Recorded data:
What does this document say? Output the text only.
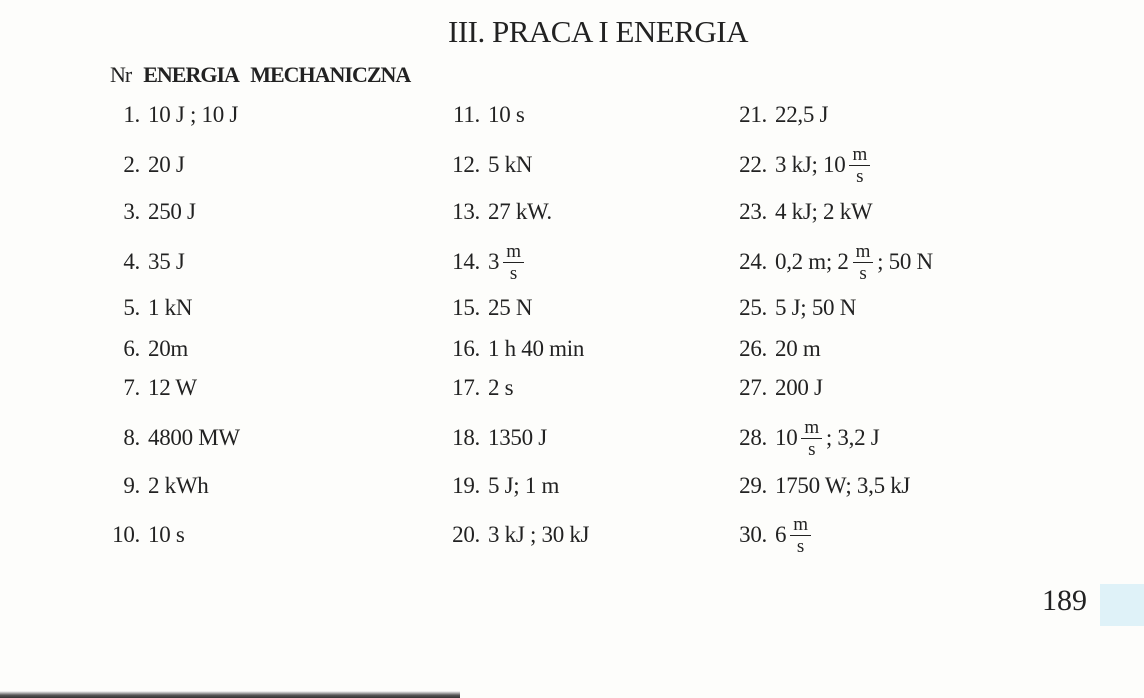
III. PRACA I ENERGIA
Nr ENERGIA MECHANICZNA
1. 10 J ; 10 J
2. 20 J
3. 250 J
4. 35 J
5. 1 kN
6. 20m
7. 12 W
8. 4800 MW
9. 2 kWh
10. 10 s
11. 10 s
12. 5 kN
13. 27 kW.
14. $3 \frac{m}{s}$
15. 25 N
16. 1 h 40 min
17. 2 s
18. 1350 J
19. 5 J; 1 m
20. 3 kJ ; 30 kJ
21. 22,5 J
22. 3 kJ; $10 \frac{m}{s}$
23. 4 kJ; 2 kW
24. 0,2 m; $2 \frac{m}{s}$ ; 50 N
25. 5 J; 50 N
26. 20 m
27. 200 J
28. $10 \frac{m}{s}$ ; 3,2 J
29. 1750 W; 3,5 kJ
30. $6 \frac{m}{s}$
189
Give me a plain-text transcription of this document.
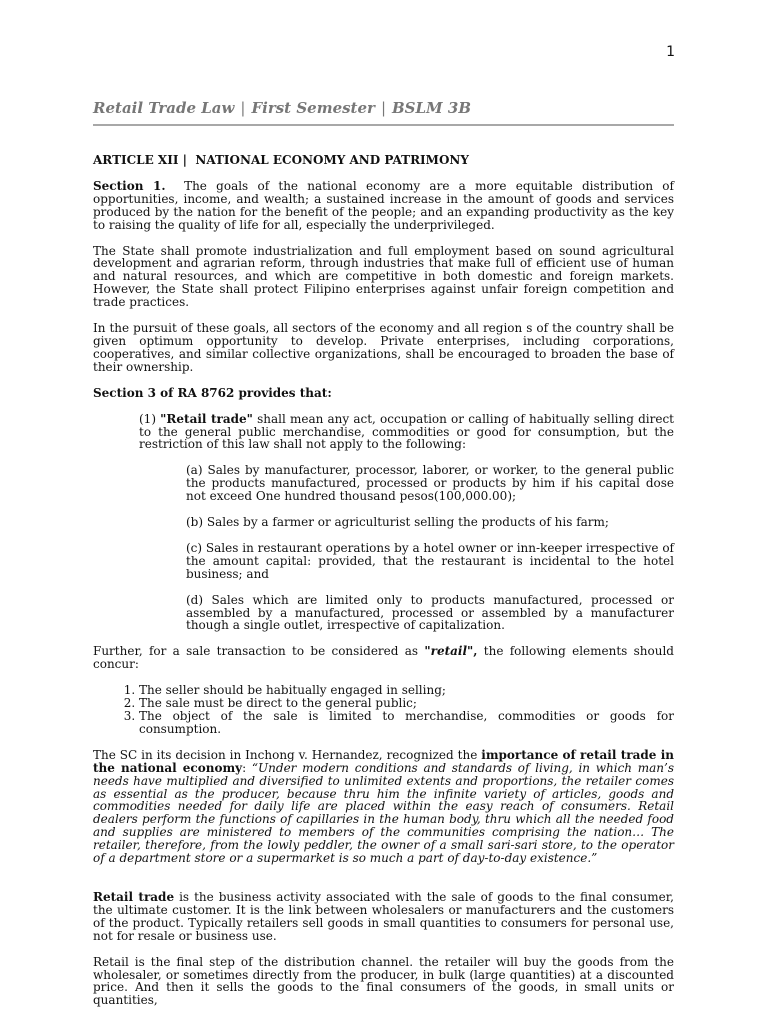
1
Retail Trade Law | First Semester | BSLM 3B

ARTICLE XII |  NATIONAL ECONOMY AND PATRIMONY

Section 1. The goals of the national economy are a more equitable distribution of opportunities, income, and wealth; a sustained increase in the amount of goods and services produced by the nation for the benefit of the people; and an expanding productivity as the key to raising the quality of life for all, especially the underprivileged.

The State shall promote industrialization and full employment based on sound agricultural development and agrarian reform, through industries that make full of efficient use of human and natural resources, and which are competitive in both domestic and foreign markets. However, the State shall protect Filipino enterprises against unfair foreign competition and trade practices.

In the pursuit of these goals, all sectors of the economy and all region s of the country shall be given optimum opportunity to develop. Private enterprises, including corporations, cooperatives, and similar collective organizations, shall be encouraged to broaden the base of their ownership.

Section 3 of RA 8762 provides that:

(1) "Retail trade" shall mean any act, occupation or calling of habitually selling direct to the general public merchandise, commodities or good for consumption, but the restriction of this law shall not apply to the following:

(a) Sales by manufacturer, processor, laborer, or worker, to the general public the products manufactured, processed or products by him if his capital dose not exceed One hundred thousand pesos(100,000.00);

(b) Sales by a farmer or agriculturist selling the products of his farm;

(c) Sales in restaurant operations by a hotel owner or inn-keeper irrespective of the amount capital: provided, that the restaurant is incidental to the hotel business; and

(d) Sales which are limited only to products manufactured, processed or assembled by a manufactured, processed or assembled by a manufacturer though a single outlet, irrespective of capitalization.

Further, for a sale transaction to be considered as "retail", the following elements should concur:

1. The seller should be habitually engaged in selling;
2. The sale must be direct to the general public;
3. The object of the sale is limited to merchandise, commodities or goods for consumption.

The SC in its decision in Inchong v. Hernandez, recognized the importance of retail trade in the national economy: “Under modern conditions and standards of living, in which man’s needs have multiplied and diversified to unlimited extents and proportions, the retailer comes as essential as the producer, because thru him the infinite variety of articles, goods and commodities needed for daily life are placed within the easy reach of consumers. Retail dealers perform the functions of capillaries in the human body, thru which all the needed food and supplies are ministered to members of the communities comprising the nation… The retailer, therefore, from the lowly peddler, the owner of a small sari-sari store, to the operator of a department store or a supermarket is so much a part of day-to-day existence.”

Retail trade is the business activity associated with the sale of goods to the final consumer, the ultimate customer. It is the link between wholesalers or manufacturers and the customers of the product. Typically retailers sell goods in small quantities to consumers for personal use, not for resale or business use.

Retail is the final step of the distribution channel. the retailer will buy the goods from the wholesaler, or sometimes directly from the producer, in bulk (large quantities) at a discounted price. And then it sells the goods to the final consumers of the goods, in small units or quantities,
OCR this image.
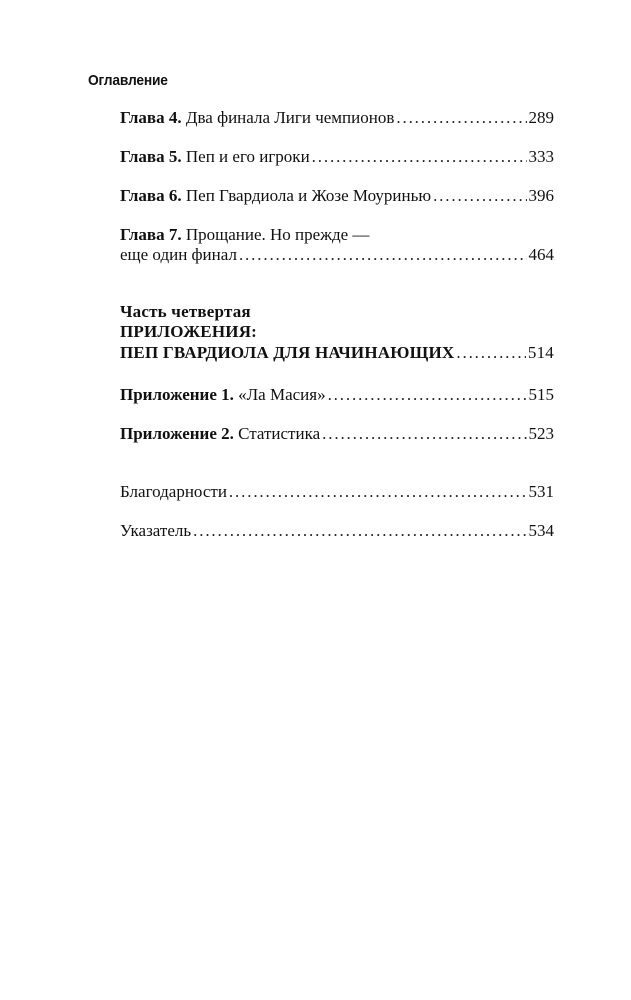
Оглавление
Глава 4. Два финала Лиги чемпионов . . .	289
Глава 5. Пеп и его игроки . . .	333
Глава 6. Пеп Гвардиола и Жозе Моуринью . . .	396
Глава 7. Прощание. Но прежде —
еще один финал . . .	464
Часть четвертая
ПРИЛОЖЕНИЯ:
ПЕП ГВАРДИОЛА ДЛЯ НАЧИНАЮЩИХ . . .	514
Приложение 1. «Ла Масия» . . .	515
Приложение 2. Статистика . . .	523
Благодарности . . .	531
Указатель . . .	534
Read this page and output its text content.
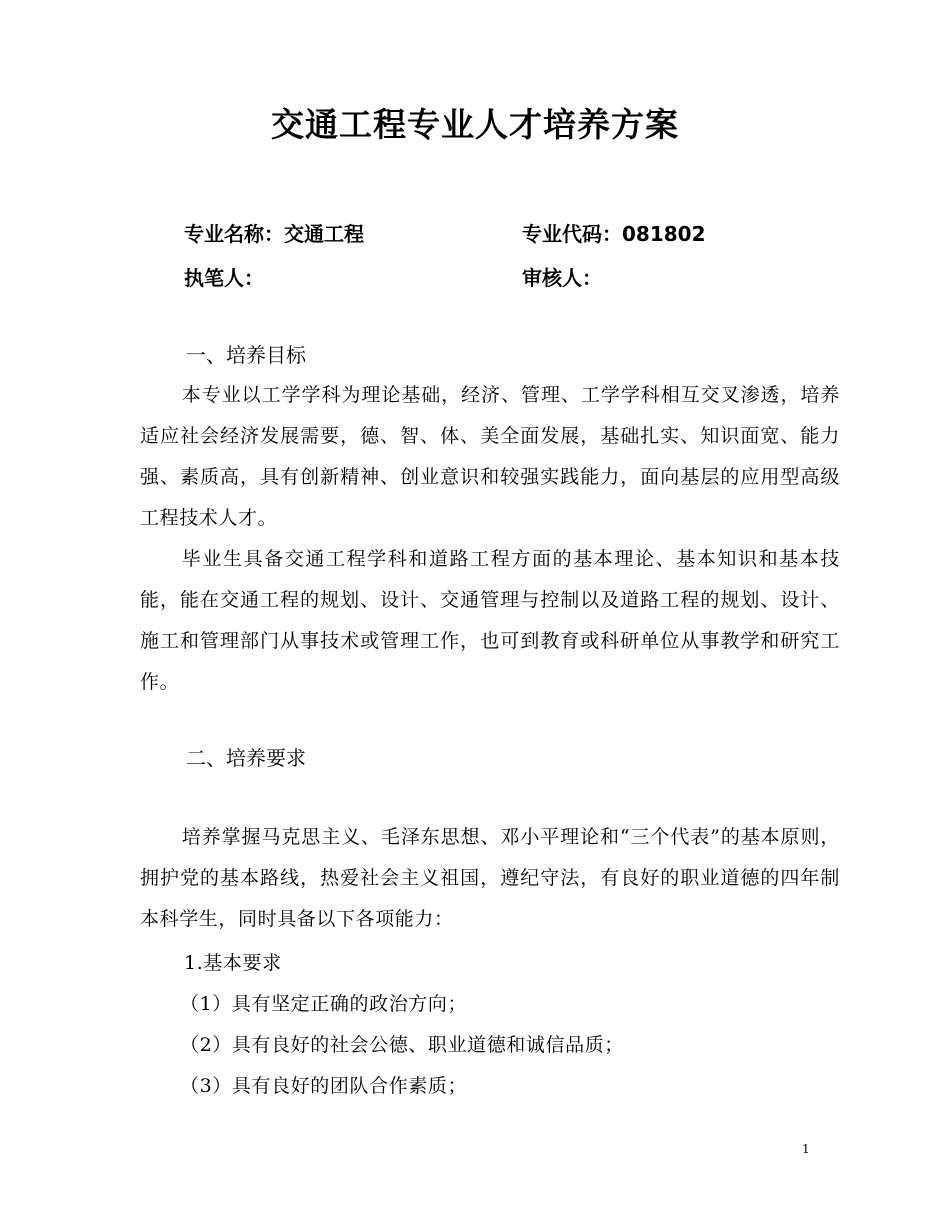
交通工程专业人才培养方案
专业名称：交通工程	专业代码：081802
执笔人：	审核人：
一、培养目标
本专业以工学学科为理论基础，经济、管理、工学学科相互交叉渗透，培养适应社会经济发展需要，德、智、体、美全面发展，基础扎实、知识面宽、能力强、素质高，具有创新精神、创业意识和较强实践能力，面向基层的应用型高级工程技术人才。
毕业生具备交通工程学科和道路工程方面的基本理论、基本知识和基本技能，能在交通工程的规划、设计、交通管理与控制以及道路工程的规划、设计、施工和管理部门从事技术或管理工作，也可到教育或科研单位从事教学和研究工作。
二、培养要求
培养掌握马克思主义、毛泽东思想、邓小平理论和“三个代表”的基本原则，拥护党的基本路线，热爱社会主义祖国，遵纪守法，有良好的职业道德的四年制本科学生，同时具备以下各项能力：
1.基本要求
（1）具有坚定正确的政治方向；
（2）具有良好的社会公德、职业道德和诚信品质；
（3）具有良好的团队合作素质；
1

TO BE DONE: Reproduce every entry exactly, but omit each picture.

OUTPUT FOR THIS EXERCISE:
What does this document say? Output the text only.
III. PRACA I ENERGIA
Nr ENERGIA MECHANICZNA
1. 10 J ; 10 J
2. 20 J
3. 250 J
4. 35 J
5. 1 kN
6. 20m
7. 12 W
8. 4800 MW
9. 2 kWh
10. 10 s
11. 10 s
12. 5 kN
13. 27 kW.
14. $3 \frac{m}{s}$
15. 25 N
16. 1 h 40 min
17. 2 s
18. 1350 J
19. 5 J; 1 m
20. 3 kJ ; 30 kJ
21. 22,5 J
22. 3 kJ; $10 \frac{m}{s}$
23. 4 kJ; 2 kW
24. 0,2 m; $2 \frac{m}{s}$ ; 50 N
25. 5 J; 50 N
26. 20 m
27. 200 J
28. $10 \frac{m}{s}$ ; 3,2 J
29. 1750 W; 3,5 kJ
30. $6 \frac{m}{s}$
189
Give me a plain-text transcription of this document.
1
Retail Trade Law | First Semester | BSLM 3B

ARTICLE XII |  NATIONAL ECONOMY AND PATRIMONY

Section 1. The goals of the national economy are a more equitable distribution of opportunities, income, and wealth; a sustained increase in the amount of goods and services produced by the nation for the benefit of the people; and an expanding productivity as the key to raising the quality of life for all, especially the underprivileged.

The State shall promote industrialization and full employment based on sound agricultural development and agrarian reform, through industries that make full of efficient use of human and natural resources, and which are competitive in both domestic and foreign markets. However, the State shall protect Filipino enterprises against unfair foreign competition and trade practices.

In the pursuit of these goals, all sectors of the economy and all region s of the country shall be given optimum opportunity to develop. Private enterprises, including corporations, cooperatives, and similar collective organizations, shall be encouraged to broaden the base of their ownership.

Section 3 of RA 8762 provides that:

(1) "Retail trade" shall mean any act, occupation or calling of habitually selling direct to the general public merchandise, commodities or good for consumption, but the restriction of this law shall not apply to the following:

(a) Sales by manufacturer, processor, laborer, or worker, to the general public the products manufactured, processed or products by him if his capital dose not exceed One hundred thousand pesos(100,000.00);

(b) Sales by a farmer or agriculturist selling the products of his farm;

(c) Sales in restaurant operations by a hotel owner or inn-keeper irrespective of the amount capital: provided, that the restaurant is incidental to the hotel business; and

(d) Sales which are limited only to products manufactured, processed or assembled by a manufactured, processed or assembled by a manufacturer though a single outlet, irrespective of capitalization.

Further, for a sale transaction to be considered as "retail", the following elements should concur:

1. The seller should be habitually engaged in selling;
2. The sale must be direct to the general public;
3. The object of the sale is limited to merchandise, commodities or goods for consumption.

The SC in its decision in Inchong v. Hernandez, recognized the importance of retail trade in the national economy: “Under modern conditions and standards of living, in which man’s needs have multiplied and diversified to unlimited extents and proportions, the retailer comes as essential as the producer, because thru him the infinite variety of articles, goods and commodities needed for daily life are placed within the easy reach of consumers. Retail dealers perform the functions of capillaries in the human body, thru which all the needed food and supplies are ministered to members of the communities comprising the nation… The retailer, therefore, from the lowly peddler, the owner of a small sari-sari store, to the operator of a department store or a supermarket is so much a part of day-to-day existence.”

Retail trade is the business activity associated with the sale of goods to the final consumer, the ultimate customer. It is the link between wholesalers or manufacturers and the customers of the product. Typically retailers sell goods in small quantities to consumers for personal use, not for resale or business use.

Retail is the final step of the distribution channel. the retailer will buy the goods from the wholesaler, or sometimes directly from the producer, in bulk (large quantities) at a discounted price. And then it sells the goods to the final consumers of the goods, in small units or quantities,
OCR this image.
Оглавление
Глава 4. Два финала Лиги чемпионов . . .	289
Глава 5. Пеп и его игроки . . .	333
Глава 6. Пеп Гвардиола и Жозе Моуринью . . .	396
Глава 7. Прощание. Но прежде —
еще один финал . . .	464
Часть четвертая
ПРИЛОЖЕНИЯ:
ПЕП ГВАРДИОЛА ДЛЯ НАЧИНАЮЩИХ . . .	514
Приложение 1. «Ла Масия» . . .	515
Приложение 2. Статистика . . .	523
Благодарности . . .	531
Указатель . . .	534
Read this page and output its text content.
交通工程专业人才培养方案
专业名称：交通工程	专业代码：081802
执笔人：	审核人：
一、培养目标
本专业以工学学科为理论基础，经济、管理、工学学科相互交叉渗透，培养适应社会经济发展需要，德、智、体、美全面发展，基础扎实、知识面宽、能力强、素质高，具有创新精神、创业意识和较强实践能力，面向基层的应用型高级工程技术人才。
毕业生具备交通工程学科和道路工程方面的基本理论、基本知识和基本技能，能在交通工程的规划、设计、交通管理与控制以及道路工程的规划、设计、施工和管理部门从事技术或管理工作，也可到教育或科研单位从事教学和研究工作。
二、培养要求
培养掌握马克思主义、毛泽东思想、邓小平理论和“三个代表”的基本原则，拥护党的基本路线，热爱社会主义祖国，遵纪守法，有良好的职业道德的四年制本科学生，同时具备以下各项能力：
1.基本要求
（1）具有坚定正确的政治方向；
（2）具有良好的社会公德、职业道德和诚信品质；
（3）具有良好的团队合作素质；
1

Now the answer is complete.